Cette histoire d’identité-mentalité est responsable de bien d’autres choses. Les attentats suicides à la bombe dans l’est méditerranéen et au Moyen-Orient n’étaient pas à l’origine le fait des musulmans salafistes ; c’est dans la dernière partie du 20ème siècle que la pratique (réintroduite près de deux millénaires après les sicaires) commença à se répandre avec les disciples grecs-orthodoxes pan-levantins d’Antun Saadesh. Rien à voir avec les vierges que l’on retrouve au paradis, le genre d’explication ex-post que l’on entend aujourd’hui.

Par conséquent, en matière de développement économique, le groupe auquel vous vous identifiez a son importance. Vous adoptez leur appétit pour des tâches ennuyeuses et répétitives, vous vous concentrez sur la croissance industrielle et le travail dans des organisations hiérarchiques, l’extraction de l’individu de sa famille, la capacité à faire la queue pendant des heures sans tabasser quelqu’un, des vertus (ou des défauts) qui permirent à l’Occident de faire sa Révolution Industrielle.

Début 1900, les sunnites du Levant s’identifiaient à la classe supérieure de l’empire Ottoman et par conséquent, les ottomans s’occidentalisant, ils s’occidentalisèrent tout autant mais à la façon est-méditerranéenne /Europe de l’est : la classe bourgeoise ottomane chercha davantage, d’un point de vue identitaire, à ressembler aux chrétiens bulgares ou grecs qu’aux allemands ou aux autres européens du Nord. Plus tard, les Sunnites libanais, après que la Turquie soit devenue la Turquie, s’identifièrent avec le Moyen-Orient du fait du mouvement appelé « Arabisme » et changèrent leurs mentalités ainsi que leurs habitudes. Aujourd’hui, les chiites libanais s’identifient de plus en plus avec les iraniens (le peuple, pas le régime) et adoptent un comportement social similaire à celui des iraniens avec un intérêt pour l’étude, l’industrie etc…, qui, ironiquement, malgré le régime théocratique sous lequel ils vivent, est bien plus occidental. Amine Maalouf détecta (comme me l’expliqua le généticien Pierre Zalloua) que les chrétiens du Liban s’identifiaient avec l’Occident et que la différence entre eux et les musulmans ne faisait que s’accroître. Les religions, elles, demeurèrent identiques.

→ **Matériel recueilli**
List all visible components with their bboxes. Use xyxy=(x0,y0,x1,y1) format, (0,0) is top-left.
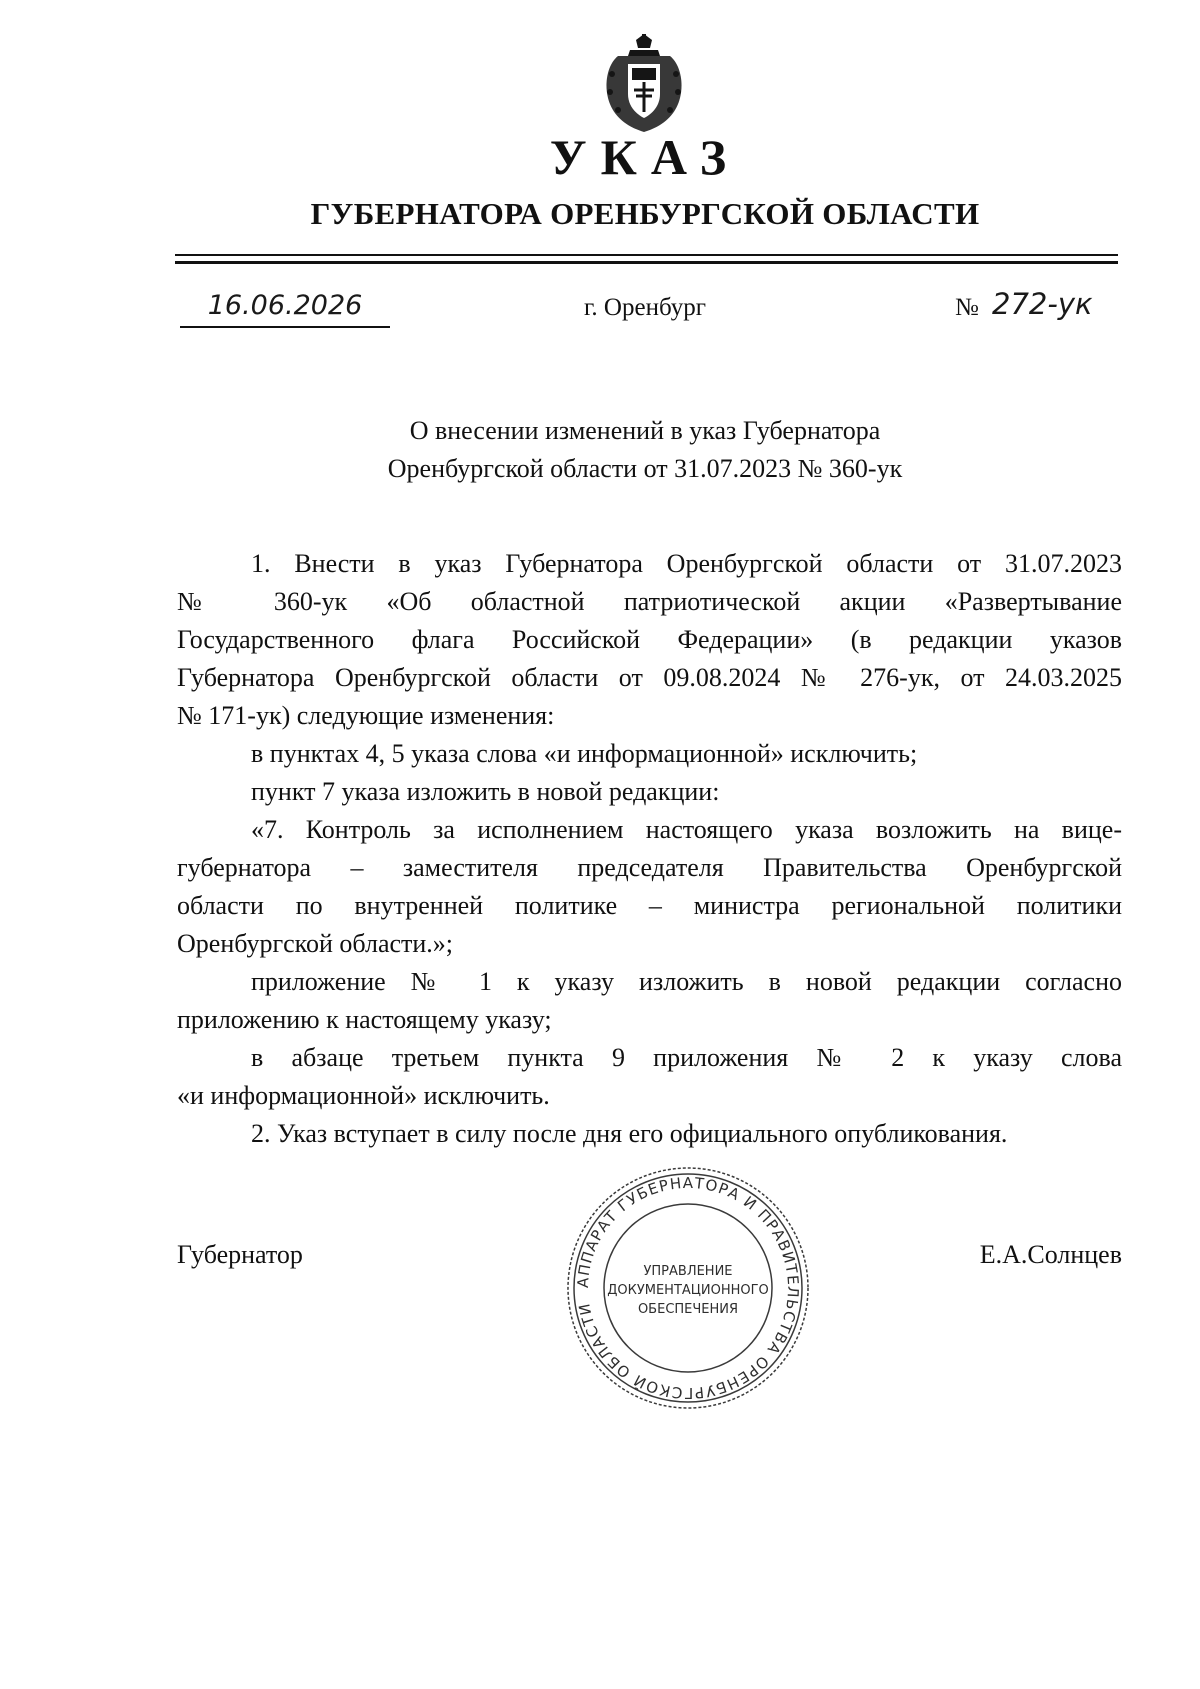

→ **Énoncé A**
D'après l'extrait sur l'identité et la mentalité, à quel peuple les chiites libanais s'identifient-ils de plus en plus aujourd'hui ?
→ **Énoncé B**
Prolongez l'extrait sur l'identité et la mentalité au Levant en reprenant après sa dernière phrase.

→ **Réponse attendue A**
Aux Iraniens, c'est-à-dire au peuple et non au régime.

→ **Réponse attendue B**
Votre façon de penser change avec votre identité et cela inclut votre approche de la résolution de problème. Même des choses comme le test de QI (qui mesure pour l’essentiel la capacité à obtenir de bons résultats sur ce test en particulier) a conduit à une altération de la hiérarchie des résultats au fur et à mesure que les populations commençaient à s’identifier à des groupes différents de leur groupe d’origine: l’Union Européenne a conduit les résultats des irlandais et des slaves du Sud à converger vers la moyenne.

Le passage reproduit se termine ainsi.